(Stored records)
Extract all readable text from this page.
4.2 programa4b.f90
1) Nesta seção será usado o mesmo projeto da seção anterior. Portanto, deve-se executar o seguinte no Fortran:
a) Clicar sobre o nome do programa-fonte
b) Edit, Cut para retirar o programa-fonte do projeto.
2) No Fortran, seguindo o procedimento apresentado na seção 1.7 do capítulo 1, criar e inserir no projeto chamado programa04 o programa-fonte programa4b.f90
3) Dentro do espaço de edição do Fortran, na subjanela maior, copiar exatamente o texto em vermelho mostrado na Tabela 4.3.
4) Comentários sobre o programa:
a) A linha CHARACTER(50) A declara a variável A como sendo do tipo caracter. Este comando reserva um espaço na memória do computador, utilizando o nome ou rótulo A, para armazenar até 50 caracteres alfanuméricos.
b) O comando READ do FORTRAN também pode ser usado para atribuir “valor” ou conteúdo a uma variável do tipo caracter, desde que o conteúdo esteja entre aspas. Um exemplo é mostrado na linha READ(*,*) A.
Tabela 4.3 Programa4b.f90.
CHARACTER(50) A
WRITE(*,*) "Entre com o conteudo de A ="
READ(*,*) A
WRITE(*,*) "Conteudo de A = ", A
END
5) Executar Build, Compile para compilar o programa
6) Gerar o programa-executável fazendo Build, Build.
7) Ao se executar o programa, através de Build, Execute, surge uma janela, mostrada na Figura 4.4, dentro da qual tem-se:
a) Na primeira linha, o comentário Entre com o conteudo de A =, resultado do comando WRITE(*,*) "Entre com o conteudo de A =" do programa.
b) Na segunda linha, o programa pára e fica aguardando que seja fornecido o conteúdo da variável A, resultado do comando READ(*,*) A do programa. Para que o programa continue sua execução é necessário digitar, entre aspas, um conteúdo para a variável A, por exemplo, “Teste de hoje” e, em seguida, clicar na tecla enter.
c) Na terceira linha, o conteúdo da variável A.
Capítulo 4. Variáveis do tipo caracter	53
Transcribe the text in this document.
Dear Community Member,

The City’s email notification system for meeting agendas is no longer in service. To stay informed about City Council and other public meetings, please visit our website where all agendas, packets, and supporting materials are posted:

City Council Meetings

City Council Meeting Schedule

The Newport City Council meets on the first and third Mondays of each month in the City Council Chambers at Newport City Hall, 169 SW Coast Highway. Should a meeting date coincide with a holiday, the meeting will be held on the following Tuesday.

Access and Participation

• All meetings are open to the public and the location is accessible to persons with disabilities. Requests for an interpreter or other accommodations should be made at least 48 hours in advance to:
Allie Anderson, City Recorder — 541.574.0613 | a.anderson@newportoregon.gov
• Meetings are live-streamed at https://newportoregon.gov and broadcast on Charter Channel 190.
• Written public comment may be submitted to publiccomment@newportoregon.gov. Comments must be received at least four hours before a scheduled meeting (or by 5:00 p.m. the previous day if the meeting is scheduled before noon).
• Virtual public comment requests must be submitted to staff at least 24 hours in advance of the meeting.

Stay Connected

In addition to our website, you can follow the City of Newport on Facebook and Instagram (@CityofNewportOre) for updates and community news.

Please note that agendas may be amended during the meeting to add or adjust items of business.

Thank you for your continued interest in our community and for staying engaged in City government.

- _WHAT IS REQUIRED_: Repeat every line of the records above exactly.

- _FINISHED TASK_:
Extract all readable text from this page.
4.2 programa4b.f90
1) Nesta seção será usado o mesmo projeto da seção anterior. Portanto, deve-se executar o seguinte no Fortran:
a) Clicar sobre o nome do programa-fonte
b) Edit, Cut para retirar o programa-fonte do projeto.
2) No Fortran, seguindo o procedimento apresentado na seção 1.7 do capítulo 1, criar e inserir no projeto chamado programa04 o programa-fonte programa4b.f90
3) Dentro do espaço de edição do Fortran, na subjanela maior, copiar exatamente o texto em vermelho mostrado na Tabela 4.3.
4) Comentários sobre o programa:
a) A linha CHARACTER(50) A declara a variável A como sendo do tipo caracter. Este comando reserva um espaço na memória do computador, utilizando o nome ou rótulo A, para armazenar até 50 caracteres alfanuméricos.
b) O comando READ do FORTRAN também pode ser usado para atribuir “valor” ou conteúdo a uma variável do tipo caracter, desde que o conteúdo esteja entre aspas. Um exemplo é mostrado na linha READ(*,*) A.
Tabela 4.3 Programa4b.f90.
CHARACTER(50) A
WRITE(*,*) "Entre com o conteudo de A ="
READ(*,*) A
WRITE(*,*) "Conteudo de A = ", A
END
5) Executar Build, Compile para compilar o programa
6) Gerar o programa-executável fazendo Build, Build.
7) Ao se executar o programa, através de Build, Execute, surge uma janela, mostrada na Figura 4.4, dentro da qual tem-se:
a) Na primeira linha, o comentário Entre com o conteudo de A =, resultado do comando WRITE(*,*) "Entre com o conteudo de A =" do programa.
b) Na segunda linha, o programa pára e fica aguardando que seja fornecido o conteúdo da variável A, resultado do comando READ(*,*) A do programa. Para que o programa continue sua execução é necessário digitar, entre aspas, um conteúdo para a variável A, por exemplo, “Teste de hoje” e, em seguida, clicar na tecla enter.
c) Na terceira linha, o conteúdo da variável A.
Capítulo 4. Variáveis do tipo caracter	53
Transcribe the text in this document.
Dear Community Member,

The City’s email notification system for meeting agendas is no longer in service. To stay informed about City Council and other public meetings, please visit our website where all agendas, packets, and supporting materials are posted:

City Council Meetings

City Council Meeting Schedule

The Newport City Council meets on the first and third Mondays of each month in the City Council Chambers at Newport City Hall, 169 SW Coast Highway. Should a meeting date coincide with a holiday, the meeting will be held on the following Tuesday.

Access and Participation

• All meetings are open to the public and the location is accessible to persons with disabilities. Requests for an interpreter or other accommodations should be made at least 48 hours in advance to:
Allie Anderson, City Recorder — 541.574.0613 | a.anderson@newportoregon.gov
• Meetings are live-streamed at https://newportoregon.gov and broadcast on Charter Channel 190.
• Written public comment may be submitted to publiccomment@newportoregon.gov. Comments must be received at least four hours before a scheduled meeting (or by 5:00 p.m. the previous day if the meeting is scheduled before noon).
• Virtual public comment requests must be submitted to staff at least 24 hours in advance of the meeting.

Stay Connected

In addition to our website, you can follow the City of Newport on Facebook and Instagram (@CityofNewportOre) for updates and community news.

Please note that agendas may be amended during the meeting to add or adjust items of business.

Thank you for your continued interest in our community and for staying engaged in City government.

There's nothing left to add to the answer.